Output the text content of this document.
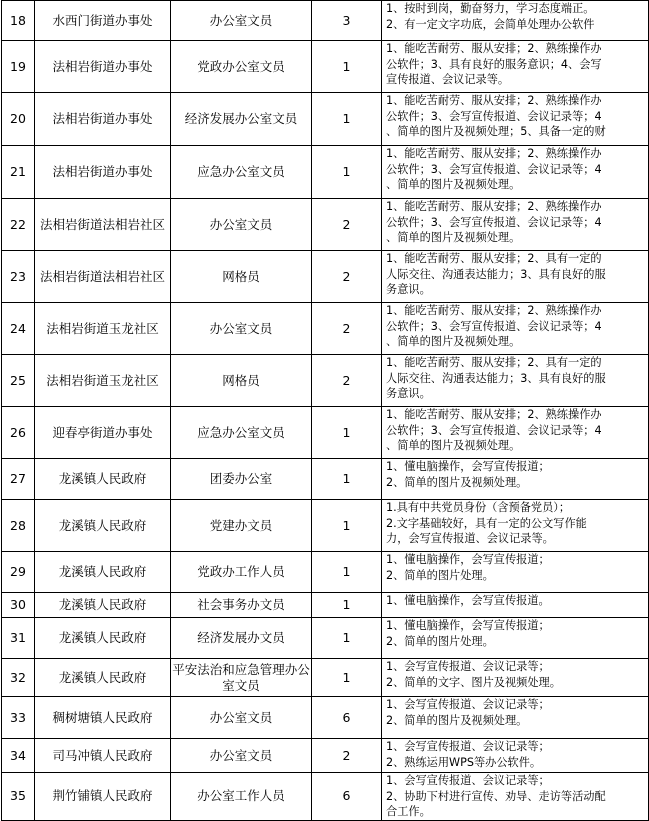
18	水西门街道办事处	办公室文员	3	1、按时到岗，勤奋努力，学习态度端正。
2、有一定文字功底，会简单处理办公软件

19	法相岩街道办事处	党政办公室文员	1	1、能吃苦耐劳、服从安排；2、熟练操作办
公软件；3、具有良好的服务意识；4、会写
宣传报道、会议记录等。

20	法相岩街道办事处	经济发展办公室文员	1	1、能吃苦耐劳、服从安排；2、熟练操作办
公软件；3、会写宣传报道、会议记录等；4
、简单的图片及视频处理；5、具备一定的财

21	法相岩街道办事处	应急办公室文员	1	1、能吃苦耐劳、服从安排；2、熟练操作办
公软件；3、会写宣传报道、会议记录等；4
、简单的图片及视频处理。

22	法相岩街道法相岩社区	办公室文员	2	1、能吃苦耐劳、服从安排；2、熟练操作办
公软件；3、会写宣传报道、会议记录等；4
、简单的图片及视频处理。

23	法相岩街道法相岩社区	网格员	2	1、能吃苦耐劳、服从安排；2、具有一定的
人际交往、沟通表达能力；3、具有良好的服
务意识。

24	法相岩街道玉龙社区	办公室文员	2	1、能吃苦耐劳、服从安排；2、熟练操作办
公软件；3、会写宣传报道、会议记录等；4
、简单的图片及视频处理。

25	法相岩街道玉龙社区	网格员	2	1、能吃苦耐劳、服从安排；2、具有一定的
人际交往、沟通表达能力；3、具有良好的服
务意识。

26	迎春亭街道办事处	应急办公室文员	1	1、能吃苦耐劳、服从安排；2、熟练操作办
公软件；3、会写宣传报道、会议记录等；4
、简单的图片及视频处理。

27	龙溪镇人民政府	团委办公室	1	1、懂电脑操作，会写宣传报道；
2、简单的图片及视频处理。

28	龙溪镇人民政府	党建办文员	1	1.具有中共党员身份（含预备党员）；
2.文字基础较好，具有一定的公文写作能
力，会写宣传报道、会议记录等。

29	龙溪镇人民政府	党政办工作人员	1	1、懂电脑操作，会写宣传报道；
2、简单的图片处理。

30	龙溪镇人民政府	社会事务办文员	1	1、懂电脑操作，会写宣传报道。

31	龙溪镇人民政府	经济发展办文员	1	1、懂电脑操作，会写宣传报道；
2、简单的图片处理。

32	龙溪镇人民政府	平安法治和应急管理办公室文员	1	1、会写宣传报道、会议记录等；
2、简单的文字、图片及视频处理。

33	稠树塘镇人民政府	办公室文员	6	1、会写宣传报道、会议记录等；
2、简单的图片及视频处理。

34	司马冲镇人民政府	办公室文员	2	1、会写宣传报道、会议记录等；
2、熟练运用WPS等办公软件。

35	荆竹铺镇人民政府	办公室工作人员	6	1、会写宣传报道、会议记录等；
2、协助下村进行宣传、劝导、走访等活动配
合工作。
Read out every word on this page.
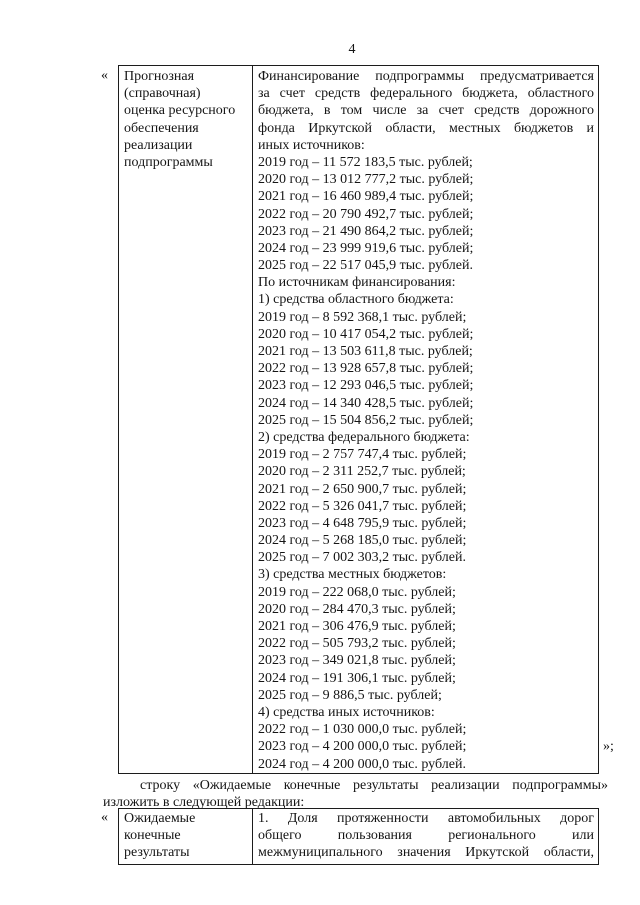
4
« Прогнозная
(справочная)
оценка ресурсного
обеспечения
реализации
подпрограммы
Финансирование подпрограммы предусматривается
за счет средств федерального бюджета, областного
бюджета, в том числе за счет средств дорожного
фонда Иркутской области, местных бюджетов и
иных источников:
2019 год – 11 572 183,5 тыс. рублей;
2020 год – 13 012 777,2 тыс. рублей;
2021 год – 16 460 989,4 тыс. рублей;
2022 год – 20 790 492,7 тыс. рублей;
2023 год – 21 490 864,2 тыс. рублей;
2024 год – 23 999 919,6 тыс. рублей;
2025 год – 22 517 045,9 тыс. рублей.
По источникам финансирования:
1) средства областного бюджета:
2019 год – 8 592 368,1 тыс. рублей;
2020 год – 10 417 054,2 тыс. рублей;
2021 год – 13 503 611,8 тыс. рублей;
2022 год – 13 928 657,8 тыс. рублей;
2023 год – 12 293 046,5 тыс. рублей;
2024 год – 14 340 428,5 тыс. рублей;
2025 год – 15 504 856,2 тыс. рублей;
2) средства федерального бюджета:
2019 год – 2 757 747,4 тыс. рублей;
2020 год – 2 311 252,7 тыс. рублей;
2021 год – 2 650 900,7 тыс. рублей;
2022 год – 5 326 041,7 тыс. рублей;
2023 год – 4 648 795,9 тыс. рублей;
2024 год – 5 268 185,0 тыс. рублей;
2025 год – 7 002 303,2 тыс. рублей.
3) средства местных бюджетов:
2019 год – 222 068,0 тыс. рублей;
2020 год – 284 470,3 тыс. рублей;
2021 год – 306 476,9 тыс. рублей;
2022 год – 505 793,2 тыс. рублей;
2023 год – 349 021,8 тыс. рублей;
2024 год – 191 306,1 тыс. рублей;
2025 год – 9 886,5 тыс. рублей;
4) средства иных источников:
2022 год – 1 030 000,0 тыс. рублей;
2023 год – 4 200 000,0 тыс. рублей;
2024 год – 4 200 000,0 тыс. рублей.
»;
строку «Ожидаемые конечные результаты реализации подпрограммы»
изложить в следующей редакции:
« Ожидаемые
конечные
результаты
1. Доля протяженности автомобильных дорог
общего пользования регионального или
межмуниципального значения Иркутской области,
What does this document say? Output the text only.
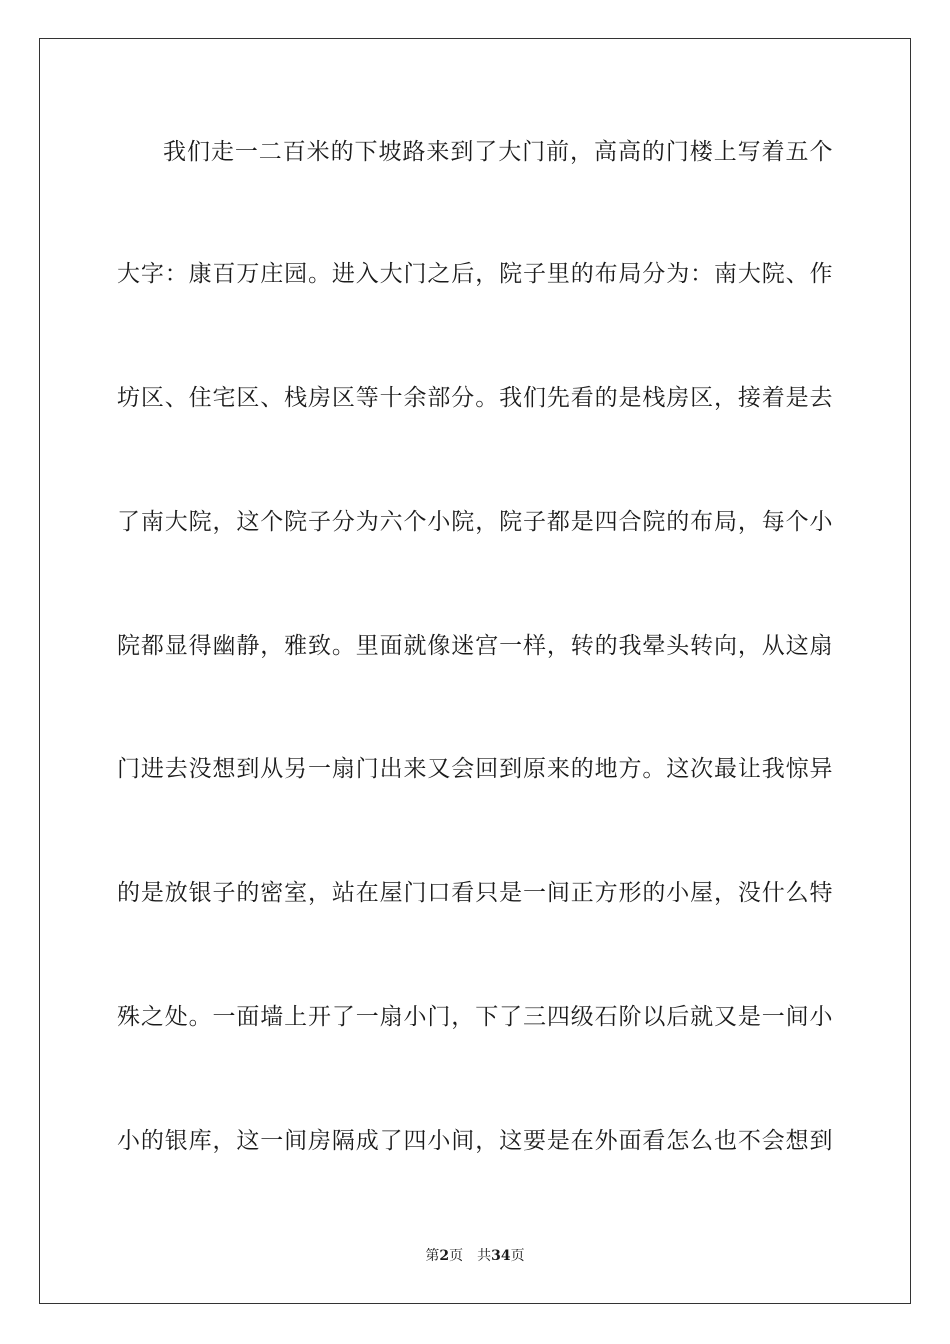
我们走一二百米的下坡路来到了大门前，高高的门楼上写着五个
大字：康百万庄园。进入大门之后，院子里的布局分为：南大院、作
坊区、住宅区、栈房区等十余部分。我们先看的是栈房区，接着是去
了南大院，这个院子分为六个小院，院子都是四合院的布局，每个小
院都显得幽静，雅致。里面就像迷宫一样，转的我晕头转向，从这扇
门进去没想到从另一扇门出来又会回到原来的地方。这次最让我惊异
的是放银子的密室，站在屋门口看只是一间正方形的小屋，没什么特
殊之处。一面墙上开了一扇小门，下了三四级石阶以后就又是一间小
小的银库，这一间房隔成了四小间，这要是在外面看怎么也不会想到
第2页 共34页
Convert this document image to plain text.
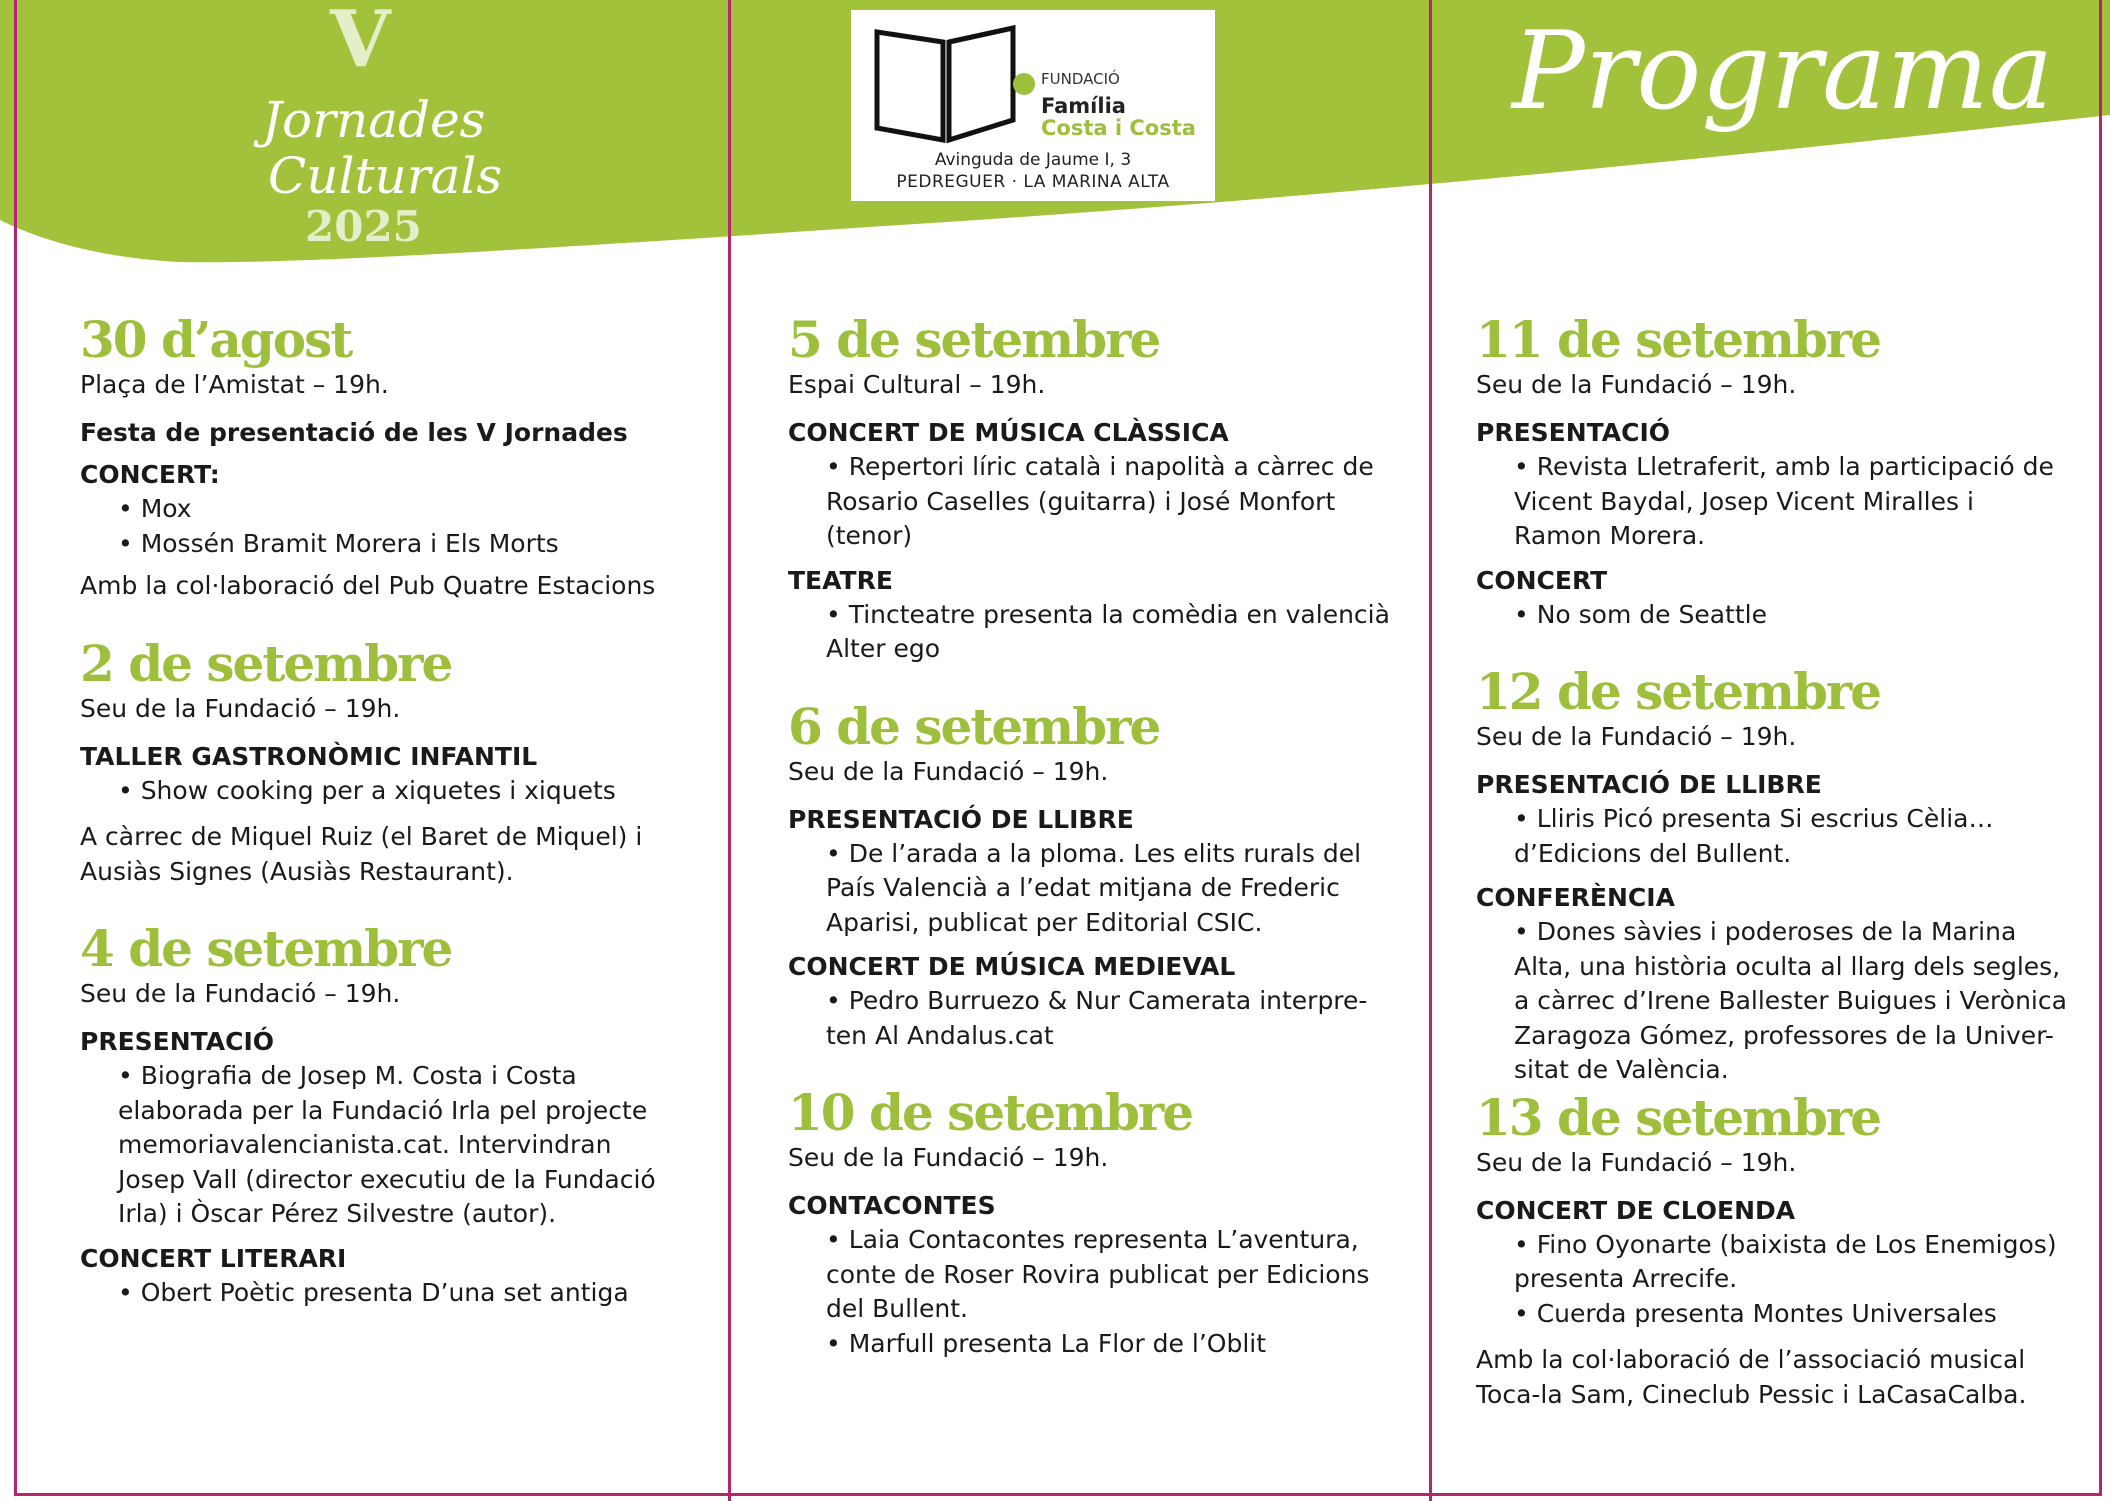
V
Jornades
Culturals
2025
FUNDACIÓ
Família
Costa i Costa
Avinguda de Jaume I, 3
PEDREGUER · LA MARINA ALTA
Programa

30 d’agost

Plaça de l’Amistat – 19h.

Festa de presentació de les V Jornades

CONCERT:

• Mox

• Mossén Bramit Morera i Els Morts

Amb la col·laboració del Pub Quatre Estacions

2 de setembre

Seu de la Fundació – 19h.

TALLER GASTRONÒMIC INFANTIL

• Show cooking per a xiquetes i xiquets

A càrrec de Miquel Ruiz (el Baret de Miquel) i

Ausiàs Signes (Ausiàs Restaurant).

4 de setembre

Seu de la Fundació – 19h.

PRESENTACIÓ

• Biografia de Josep M. Costa i Costa

elaborada per la Fundació Irla pel projecte

memoriavalencianista.cat. Intervindran

Josep Vall (director executiu de la Fundació

Irla) i Òscar Pérez Silvestre (autor).

CONCERT LITERARI

• Obert Poètic presenta D’una set antiga

5 de setembre

Espai Cultural – 19h.

CONCERT DE MÚSICA CLÀSSICA

• Repertori líric català i napolità a càrrec de

Rosario Caselles (guitarra) i José Monfort

(tenor)

TEATRE

• Tincteatre presenta la comèdia en valencià

Alter ego

6 de setembre

Seu de la Fundació – 19h.

PRESENTACIÓ DE LLIBRE

• De l’arada a la ploma. Les elits rurals del

País Valencià a l’edat mitjana de Frederic

Aparisi, publicat per Editorial CSIC.

CONCERT DE MÚSICA MEDIEVAL

• Pedro Burruezo & Nur Camerata interpre-

ten Al Andalus.cat

10 de setembre

Seu de la Fundació – 19h.

CONTACONTES

• Laia Contacontes representa L’aventura,

conte de Roser Rovira publicat per Edicions

del Bullent.

• Marfull presenta La Flor de l’Oblit

11 de setembre

Seu de la Fundació – 19h.

PRESENTACIÓ

• Revista Lletraferit, amb la participació de

Vicent Baydal, Josep Vicent Miralles i

Ramon Morera.

CONCERT

• No som de Seattle

12 de setembre

Seu de la Fundació – 19h.

PRESENTACIÓ DE LLIBRE

• Lliris Picó presenta Si escrius Cèlia…

d’Edicions del Bullent.

CONFERÈNCIA

• Dones sàvies i poderoses de la Marina

Alta, una història oculta al llarg dels segles,

a càrrec d’Irene Ballester Buigues i Verònica

Zaragoza Gómez, professores de la Univer-

sitat de València.

13 de setembre

Seu de la Fundació – 19h.

CONCERT DE CLOENDA

• Fino Oyonarte (baixista de Los Enemigos)

presenta Arrecife.

• Cuerda presenta Montes Universales

Amb la col·laboració de l’associació musical

Toca-la Sam, Cineclub Pessic i LaCasaCalba.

____________

Using the entries above, tally how many lines have the word "document" in them; write the number and nothing more.

▶ _The output_: 3